--- Begin Dataset records ---

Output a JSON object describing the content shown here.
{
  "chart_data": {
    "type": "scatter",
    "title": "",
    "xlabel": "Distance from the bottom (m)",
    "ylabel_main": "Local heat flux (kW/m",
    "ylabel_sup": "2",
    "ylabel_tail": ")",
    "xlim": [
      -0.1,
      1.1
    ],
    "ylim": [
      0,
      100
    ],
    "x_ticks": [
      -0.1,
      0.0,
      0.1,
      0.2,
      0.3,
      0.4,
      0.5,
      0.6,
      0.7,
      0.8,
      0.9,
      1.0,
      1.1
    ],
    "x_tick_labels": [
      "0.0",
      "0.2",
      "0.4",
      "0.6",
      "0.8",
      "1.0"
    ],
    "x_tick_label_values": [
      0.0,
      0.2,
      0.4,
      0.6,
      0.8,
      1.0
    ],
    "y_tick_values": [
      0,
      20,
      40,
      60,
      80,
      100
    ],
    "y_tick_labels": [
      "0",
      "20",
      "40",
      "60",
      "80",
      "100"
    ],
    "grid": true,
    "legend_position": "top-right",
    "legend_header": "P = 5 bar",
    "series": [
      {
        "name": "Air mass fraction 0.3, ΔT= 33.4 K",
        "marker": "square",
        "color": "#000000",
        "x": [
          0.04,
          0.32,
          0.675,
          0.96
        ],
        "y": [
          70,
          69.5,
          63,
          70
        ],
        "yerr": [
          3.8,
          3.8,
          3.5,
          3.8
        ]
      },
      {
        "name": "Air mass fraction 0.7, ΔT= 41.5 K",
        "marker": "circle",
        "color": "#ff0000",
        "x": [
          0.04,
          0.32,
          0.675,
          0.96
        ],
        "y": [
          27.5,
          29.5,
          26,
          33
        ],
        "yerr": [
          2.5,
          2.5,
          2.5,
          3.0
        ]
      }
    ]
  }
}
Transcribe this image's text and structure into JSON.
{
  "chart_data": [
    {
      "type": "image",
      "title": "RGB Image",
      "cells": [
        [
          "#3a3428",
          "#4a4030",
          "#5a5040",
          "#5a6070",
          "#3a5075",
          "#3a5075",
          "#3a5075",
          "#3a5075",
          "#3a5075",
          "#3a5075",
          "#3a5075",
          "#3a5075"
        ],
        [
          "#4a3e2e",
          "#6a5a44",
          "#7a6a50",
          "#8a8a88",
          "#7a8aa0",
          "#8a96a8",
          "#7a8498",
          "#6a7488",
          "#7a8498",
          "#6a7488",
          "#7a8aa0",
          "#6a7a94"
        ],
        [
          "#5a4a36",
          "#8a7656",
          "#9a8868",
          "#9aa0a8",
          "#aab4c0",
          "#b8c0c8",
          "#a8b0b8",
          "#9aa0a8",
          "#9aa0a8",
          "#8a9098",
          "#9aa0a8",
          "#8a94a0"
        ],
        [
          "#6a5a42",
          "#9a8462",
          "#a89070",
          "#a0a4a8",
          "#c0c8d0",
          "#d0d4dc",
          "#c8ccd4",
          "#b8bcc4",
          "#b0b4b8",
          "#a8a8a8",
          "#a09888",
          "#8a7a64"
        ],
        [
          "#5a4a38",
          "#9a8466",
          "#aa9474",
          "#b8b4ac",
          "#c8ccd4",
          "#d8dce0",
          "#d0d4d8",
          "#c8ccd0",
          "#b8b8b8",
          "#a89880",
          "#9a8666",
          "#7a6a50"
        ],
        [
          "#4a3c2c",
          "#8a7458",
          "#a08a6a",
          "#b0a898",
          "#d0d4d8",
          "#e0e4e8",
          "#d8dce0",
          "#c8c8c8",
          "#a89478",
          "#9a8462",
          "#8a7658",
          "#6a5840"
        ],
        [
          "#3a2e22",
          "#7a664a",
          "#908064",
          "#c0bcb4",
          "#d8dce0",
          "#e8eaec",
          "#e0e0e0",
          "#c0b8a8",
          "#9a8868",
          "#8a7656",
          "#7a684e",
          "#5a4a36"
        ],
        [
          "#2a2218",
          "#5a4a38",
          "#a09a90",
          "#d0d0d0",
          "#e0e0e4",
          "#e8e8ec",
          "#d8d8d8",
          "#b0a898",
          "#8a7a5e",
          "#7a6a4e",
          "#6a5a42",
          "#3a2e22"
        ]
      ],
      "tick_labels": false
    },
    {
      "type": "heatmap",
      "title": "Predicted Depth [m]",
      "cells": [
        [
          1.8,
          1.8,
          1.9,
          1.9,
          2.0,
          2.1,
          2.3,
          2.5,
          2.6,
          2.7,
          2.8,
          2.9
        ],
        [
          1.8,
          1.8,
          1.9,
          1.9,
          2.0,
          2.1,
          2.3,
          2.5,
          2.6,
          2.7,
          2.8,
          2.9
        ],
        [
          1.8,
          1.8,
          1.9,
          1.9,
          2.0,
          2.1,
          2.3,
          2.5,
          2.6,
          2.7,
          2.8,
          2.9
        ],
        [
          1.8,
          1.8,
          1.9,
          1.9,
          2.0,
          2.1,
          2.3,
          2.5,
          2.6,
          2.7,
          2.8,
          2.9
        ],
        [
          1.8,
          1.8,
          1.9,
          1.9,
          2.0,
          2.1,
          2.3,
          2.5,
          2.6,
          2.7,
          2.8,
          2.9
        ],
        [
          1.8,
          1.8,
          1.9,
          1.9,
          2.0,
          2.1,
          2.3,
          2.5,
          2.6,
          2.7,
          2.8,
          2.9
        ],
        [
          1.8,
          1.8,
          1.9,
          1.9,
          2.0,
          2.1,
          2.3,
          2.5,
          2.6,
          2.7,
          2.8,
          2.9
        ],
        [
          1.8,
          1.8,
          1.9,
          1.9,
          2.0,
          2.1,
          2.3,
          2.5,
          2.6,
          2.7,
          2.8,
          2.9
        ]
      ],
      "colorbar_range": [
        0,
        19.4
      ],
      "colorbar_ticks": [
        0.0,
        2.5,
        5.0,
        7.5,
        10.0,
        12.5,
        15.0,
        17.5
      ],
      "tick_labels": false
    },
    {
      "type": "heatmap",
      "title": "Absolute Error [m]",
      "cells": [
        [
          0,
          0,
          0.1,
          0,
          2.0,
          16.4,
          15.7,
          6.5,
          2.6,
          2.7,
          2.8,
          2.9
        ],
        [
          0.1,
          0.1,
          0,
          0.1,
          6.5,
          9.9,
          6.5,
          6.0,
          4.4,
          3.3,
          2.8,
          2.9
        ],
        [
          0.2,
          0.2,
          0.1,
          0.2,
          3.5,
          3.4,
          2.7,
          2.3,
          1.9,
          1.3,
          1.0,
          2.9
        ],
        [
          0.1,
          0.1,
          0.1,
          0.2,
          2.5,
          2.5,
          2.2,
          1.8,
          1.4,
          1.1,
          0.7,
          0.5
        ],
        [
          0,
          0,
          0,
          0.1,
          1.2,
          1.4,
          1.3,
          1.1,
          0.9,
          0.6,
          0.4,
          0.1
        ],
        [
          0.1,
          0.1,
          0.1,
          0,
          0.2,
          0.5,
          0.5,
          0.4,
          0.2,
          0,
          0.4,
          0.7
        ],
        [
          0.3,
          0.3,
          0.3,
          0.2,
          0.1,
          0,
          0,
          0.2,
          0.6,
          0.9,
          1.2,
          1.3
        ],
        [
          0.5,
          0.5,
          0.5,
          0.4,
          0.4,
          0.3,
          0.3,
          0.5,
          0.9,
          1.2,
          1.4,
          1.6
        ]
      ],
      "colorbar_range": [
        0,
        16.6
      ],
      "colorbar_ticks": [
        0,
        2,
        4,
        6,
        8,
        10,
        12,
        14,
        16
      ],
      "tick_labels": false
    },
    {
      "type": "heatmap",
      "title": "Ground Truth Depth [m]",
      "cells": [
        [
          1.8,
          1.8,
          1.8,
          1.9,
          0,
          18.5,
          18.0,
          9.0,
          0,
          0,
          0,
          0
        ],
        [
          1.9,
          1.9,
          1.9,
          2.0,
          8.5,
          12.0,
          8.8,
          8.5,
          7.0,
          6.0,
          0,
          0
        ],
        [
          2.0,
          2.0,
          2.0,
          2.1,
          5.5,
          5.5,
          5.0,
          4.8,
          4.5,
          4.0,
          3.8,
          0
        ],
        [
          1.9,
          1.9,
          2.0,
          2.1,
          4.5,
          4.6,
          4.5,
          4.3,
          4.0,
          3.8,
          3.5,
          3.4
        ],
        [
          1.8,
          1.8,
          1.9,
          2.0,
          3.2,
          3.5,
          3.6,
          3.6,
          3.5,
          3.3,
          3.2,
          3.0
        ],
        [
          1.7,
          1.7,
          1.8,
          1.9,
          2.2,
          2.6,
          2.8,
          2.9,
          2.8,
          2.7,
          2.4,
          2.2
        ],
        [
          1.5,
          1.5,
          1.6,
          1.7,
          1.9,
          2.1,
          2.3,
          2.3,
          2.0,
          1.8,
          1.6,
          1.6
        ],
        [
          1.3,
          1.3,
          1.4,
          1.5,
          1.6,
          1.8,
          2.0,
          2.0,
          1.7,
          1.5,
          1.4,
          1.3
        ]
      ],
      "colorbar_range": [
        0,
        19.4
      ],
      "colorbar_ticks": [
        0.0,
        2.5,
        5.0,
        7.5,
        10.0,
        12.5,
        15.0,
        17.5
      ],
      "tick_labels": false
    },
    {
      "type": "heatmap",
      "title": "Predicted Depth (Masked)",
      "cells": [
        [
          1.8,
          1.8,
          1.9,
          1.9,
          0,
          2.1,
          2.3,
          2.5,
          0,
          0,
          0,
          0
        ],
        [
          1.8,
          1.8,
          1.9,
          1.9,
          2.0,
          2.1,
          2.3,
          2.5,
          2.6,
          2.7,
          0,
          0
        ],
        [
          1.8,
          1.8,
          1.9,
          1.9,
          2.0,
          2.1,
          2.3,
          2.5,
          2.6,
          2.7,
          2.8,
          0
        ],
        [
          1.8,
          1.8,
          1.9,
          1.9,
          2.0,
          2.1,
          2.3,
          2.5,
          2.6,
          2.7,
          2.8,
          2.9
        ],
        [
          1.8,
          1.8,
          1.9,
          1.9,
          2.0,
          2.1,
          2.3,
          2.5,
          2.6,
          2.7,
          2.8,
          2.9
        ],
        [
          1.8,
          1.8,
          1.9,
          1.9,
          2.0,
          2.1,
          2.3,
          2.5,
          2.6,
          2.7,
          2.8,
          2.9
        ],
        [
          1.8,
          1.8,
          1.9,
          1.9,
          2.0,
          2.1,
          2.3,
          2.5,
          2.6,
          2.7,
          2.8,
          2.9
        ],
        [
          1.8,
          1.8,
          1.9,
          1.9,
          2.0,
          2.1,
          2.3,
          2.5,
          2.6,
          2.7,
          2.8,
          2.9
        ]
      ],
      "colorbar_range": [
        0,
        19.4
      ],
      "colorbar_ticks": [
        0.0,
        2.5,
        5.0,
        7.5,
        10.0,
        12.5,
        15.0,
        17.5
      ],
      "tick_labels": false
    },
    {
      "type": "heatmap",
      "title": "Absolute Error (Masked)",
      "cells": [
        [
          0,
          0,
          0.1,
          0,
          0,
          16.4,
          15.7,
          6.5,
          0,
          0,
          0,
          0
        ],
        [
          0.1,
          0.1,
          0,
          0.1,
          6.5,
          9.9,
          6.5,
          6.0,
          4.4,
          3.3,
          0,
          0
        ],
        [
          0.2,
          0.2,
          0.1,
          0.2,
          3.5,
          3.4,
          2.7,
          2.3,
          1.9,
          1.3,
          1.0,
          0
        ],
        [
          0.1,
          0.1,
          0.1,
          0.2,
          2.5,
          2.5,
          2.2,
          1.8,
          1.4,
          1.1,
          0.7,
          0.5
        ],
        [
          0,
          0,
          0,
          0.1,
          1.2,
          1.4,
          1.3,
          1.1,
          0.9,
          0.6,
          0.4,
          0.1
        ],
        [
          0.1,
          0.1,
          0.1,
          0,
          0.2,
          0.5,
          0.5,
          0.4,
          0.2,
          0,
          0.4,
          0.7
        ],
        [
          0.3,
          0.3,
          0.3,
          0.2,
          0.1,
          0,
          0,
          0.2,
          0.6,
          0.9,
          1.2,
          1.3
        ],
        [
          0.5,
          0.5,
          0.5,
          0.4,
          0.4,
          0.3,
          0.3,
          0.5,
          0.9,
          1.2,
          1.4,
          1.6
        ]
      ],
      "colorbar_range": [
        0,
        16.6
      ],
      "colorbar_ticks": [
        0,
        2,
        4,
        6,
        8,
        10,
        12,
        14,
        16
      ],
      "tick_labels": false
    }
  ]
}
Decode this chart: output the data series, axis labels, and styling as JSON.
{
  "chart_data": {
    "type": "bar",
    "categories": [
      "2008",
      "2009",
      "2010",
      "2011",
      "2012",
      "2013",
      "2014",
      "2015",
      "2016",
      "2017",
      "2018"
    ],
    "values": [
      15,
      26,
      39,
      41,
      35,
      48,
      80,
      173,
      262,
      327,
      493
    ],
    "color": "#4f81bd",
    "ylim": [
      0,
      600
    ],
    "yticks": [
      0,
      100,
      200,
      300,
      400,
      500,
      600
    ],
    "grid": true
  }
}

--- End Dataset records ---

Exercise => Copy out exactly the lines running from the line with "Decode this chart: output" to the end of the records, inclusive.

Output for this exercise =>
Decode this chart: output the data series, axis labels, and styling as JSON.
{
  "chart_data": {
    "type": "bar",
    "categories": [
      "2008",
      "2009",
      "2010",
      "2011",
      "2012",
      "2013",
      "2014",
      "2015",
      "2016",
      "2017",
      "2018"
    ],
    "values": [
      15,
      26,
      39,
      41,
      35,
      48,
      80,
      173,
      262,
      327,
      493
    ],
    "color": "#4f81bd",
    "ylim": [
      0,
      600
    ],
    "yticks": [
      0,
      100,
      200,
      300,
      400,
      500,
      600
    ],
    "grid": true
  }
}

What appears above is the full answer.